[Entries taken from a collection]

>>>

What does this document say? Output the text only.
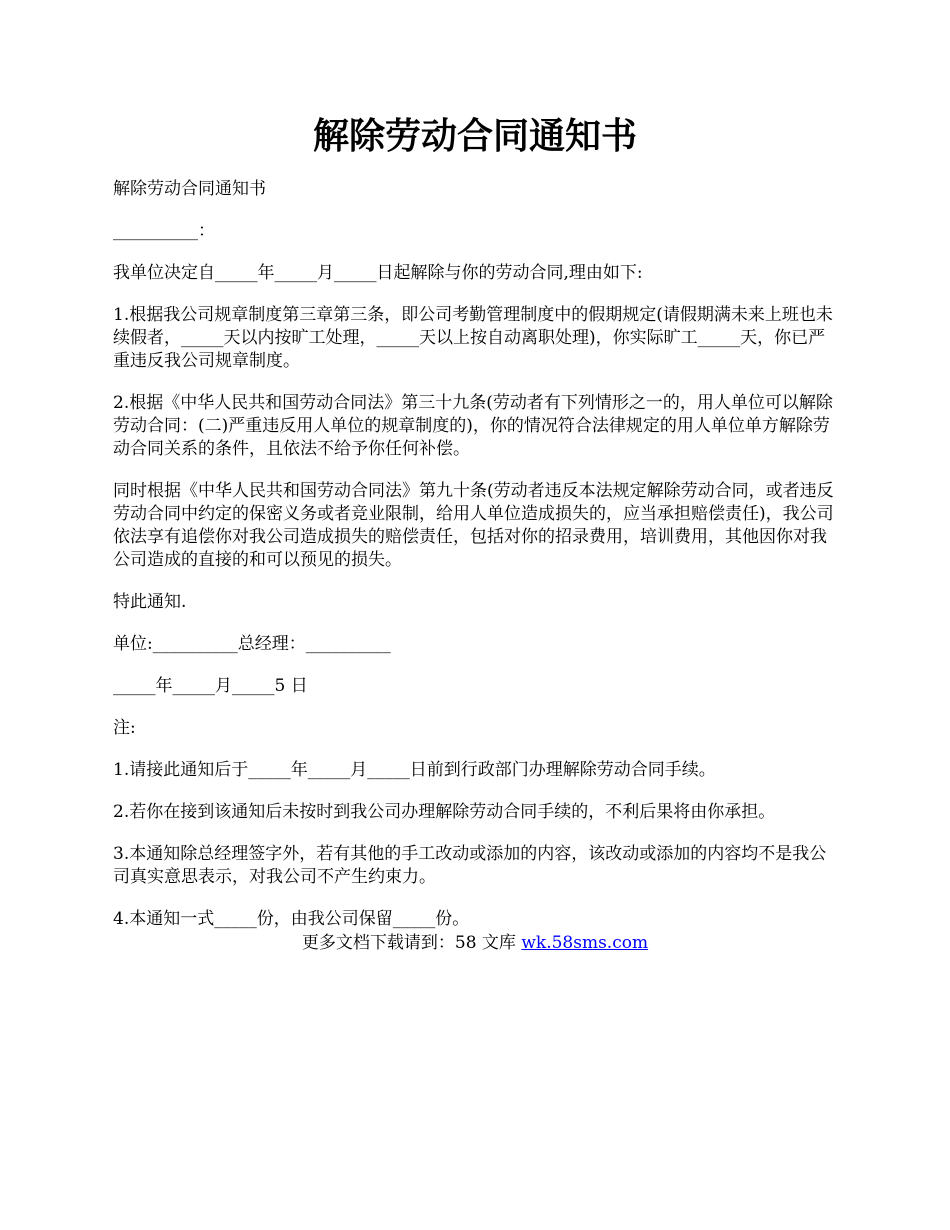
解除劳动合同通知书

解除劳动合同通知书

__________：

我单位决定自_____年_____月_____日起解除与你的劳动合同,理由如下:

1.根据我公司规章制度第三章第三条，即公司考勤管理制度中的假期规定(请假期满未来上班也未续假者，_____天以内按旷工处理，_____天以上按自动离职处理)，你实际旷工_____天，你已严重违反我公司规章制度。

2.根据《中华人民共和国劳动合同法》第三十九条(劳动者有下列情形之一的，用人单位可以解除劳动合同：(二)严重违反用人单位的规章制度的)，你的情况符合法律规定的用人单位单方解除劳动合同关系的条件，且依法不给予你任何补偿。

同时根据《中华人民共和国劳动合同法》第九十条(劳动者违反本法规定解除劳动合同，或者违反劳动合同中约定的保密义务或者竞业限制，给用人单位造成损失的，应当承担赔偿责任)，我公司依法享有追偿你对我公司造成损失的赔偿责任，包括对你的招录费用，培训费用，其他因你对我公司造成的直接的和可以预见的损失。

特此通知.

单位:__________总经理：__________

_____年_____月_____5 日

注:

1.请接此通知后于_____年_____月_____日前到行政部门办理解除劳动合同手续。

2.若你在接到该通知后未按时到我公司办理解除劳动合同手续的，不利后果将由你承担。

3.本通知除总经理签字外，若有其他的手工改动或添加的内容，该改动或添加的内容均不是我公司真实意思表示，对我公司不产生约束力。

4.本通知一式_____份，由我公司保留_____份。

更多文档下载请到：58 文库 wk.58sms.com
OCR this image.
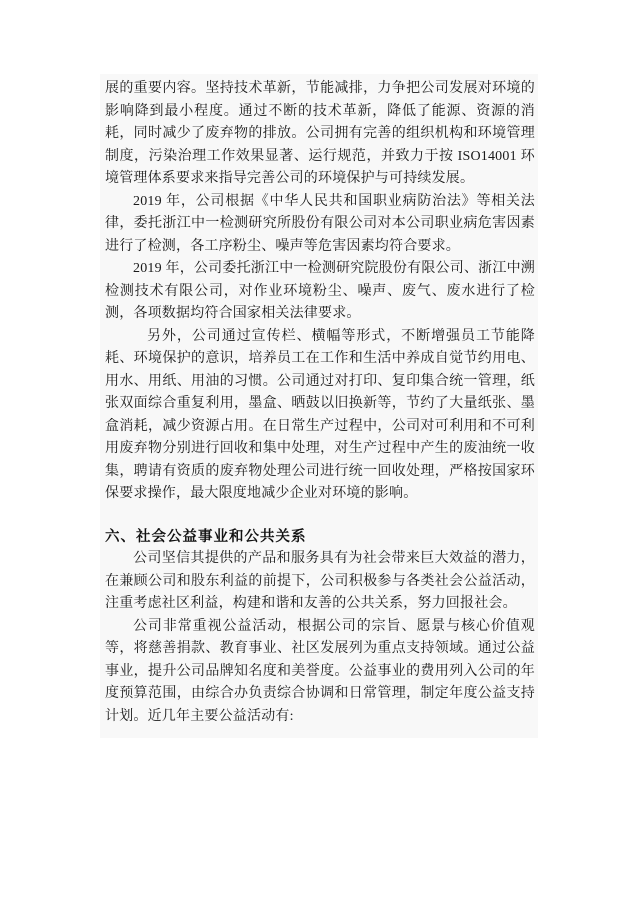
展的重要内容。坚持技术革新，节能减排，力争把公司发展对环境的影响降到最小程度。通过不断的技术革新，降低了能源、资源的消耗，同时减少了废弃物的排放。公司拥有完善的组织机构和环境管理制度，污染治理工作效果显著、运行规范，并致力于按 ISO14001 环境管理体系要求来指导完善公司的环境保护与可持续发展。

2019 年，公司根据《中华人民共和国职业病防治法》等相关法律，委托浙江中一检测研究所股份有限公司对本公司职业病危害因素进行了检测，各工序粉尘、噪声等危害因素均符合要求。

2019 年，公司委托浙江中一检测研究院股份有限公司、浙江中溯检测技术有限公司，对作业环境粉尘、噪声、废气、废水进行了检测，各项数据均符合国家相关法律要求。

另外，公司通过宣传栏、横幅等形式，不断增强员工节能降耗、环境保护的意识，培养员工在工作和生活中养成自觉节约用电、用水、用纸、用油的习惯。公司通过对打印、复印集合统一管理，纸张双面综合重复利用，墨盒、晒鼓以旧换新等，节约了大量纸张、墨盒消耗，减少资源占用。在日常生产过程中，公司对可利用和不可利用废弃物分别进行回收和集中处理，对生产过程中产生的废油统一收集，聘请有资质的废弃物处理公司进行统一回收处理，严格按国家环保要求操作，最大限度地减少企业对环境的影响。

六、社会公益事业和公共关系

公司坚信其提供的产品和服务具有为社会带来巨大效益的潜力，在兼顾公司和股东利益的前提下，公司积极参与各类社会公益活动，注重考虑社区利益，构建和谐和友善的公共关系，努力回报社会。

公司非常重视公益活动，根据公司的宗旨、愿景与核心价值观等，将慈善捐款、教育事业、社区发展列为重点支持领域。通过公益事业，提升公司品牌知名度和美誉度。公益事业的费用列入公司的年度预算范围，由综合办负责综合协调和日常管理，制定年度公益支持计划。近几年主要公益活动有:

<<<

• [TASK REQUIREMENTS]: Nothing but the lines from the one holding "OCR this image." to the end of the entries above should be echoed, exactly and with both ends included; omit the pictures.

• [EXERCISE SOLUTION]:
OCR this image.
展的重要内容。坚持技术革新，节能减排，力争把公司发展对环境的影响降到最小程度。通过不断的技术革新，降低了能源、资源的消耗，同时减少了废弃物的排放。公司拥有完善的组织机构和环境管理制度，污染治理工作效果显著、运行规范，并致力于按 ISO14001 环境管理体系要求来指导完善公司的环境保护与可持续发展。

2019 年，公司根据《中华人民共和国职业病防治法》等相关法律，委托浙江中一检测研究所股份有限公司对本公司职业病危害因素进行了检测，各工序粉尘、噪声等危害因素均符合要求。

2019 年，公司委托浙江中一检测研究院股份有限公司、浙江中溯检测技术有限公司，对作业环境粉尘、噪声、废气、废水进行了检测，各项数据均符合国家相关法律要求。

另外，公司通过宣传栏、横幅等形式，不断增强员工节能降耗、环境保护的意识，培养员工在工作和生活中养成自觉节约用电、用水、用纸、用油的习惯。公司通过对打印、复印集合统一管理，纸张双面综合重复利用，墨盒、晒鼓以旧换新等，节约了大量纸张、墨盒消耗，减少资源占用。在日常生产过程中，公司对可利用和不可利用废弃物分别进行回收和集中处理，对生产过程中产生的废油统一收集，聘请有资质的废弃物处理公司进行统一回收处理，严格按国家环保要求操作，最大限度地减少企业对环境的影响。

六、社会公益事业和公共关系

公司坚信其提供的产品和服务具有为社会带来巨大效益的潜力，在兼顾公司和股东利益的前提下，公司积极参与各类社会公益活动，注重考虑社区利益，构建和谐和友善的公共关系，努力回报社会。

公司非常重视公益活动，根据公司的宗旨、愿景与核心价值观等，将慈善捐款、教育事业、社区发展列为重点支持领域。通过公益事业，提升公司品牌知名度和美誉度。公益事业的费用列入公司的年度预算范围，由综合办负责综合协调和日常管理，制定年度公益支持计划。近几年主要公益活动有:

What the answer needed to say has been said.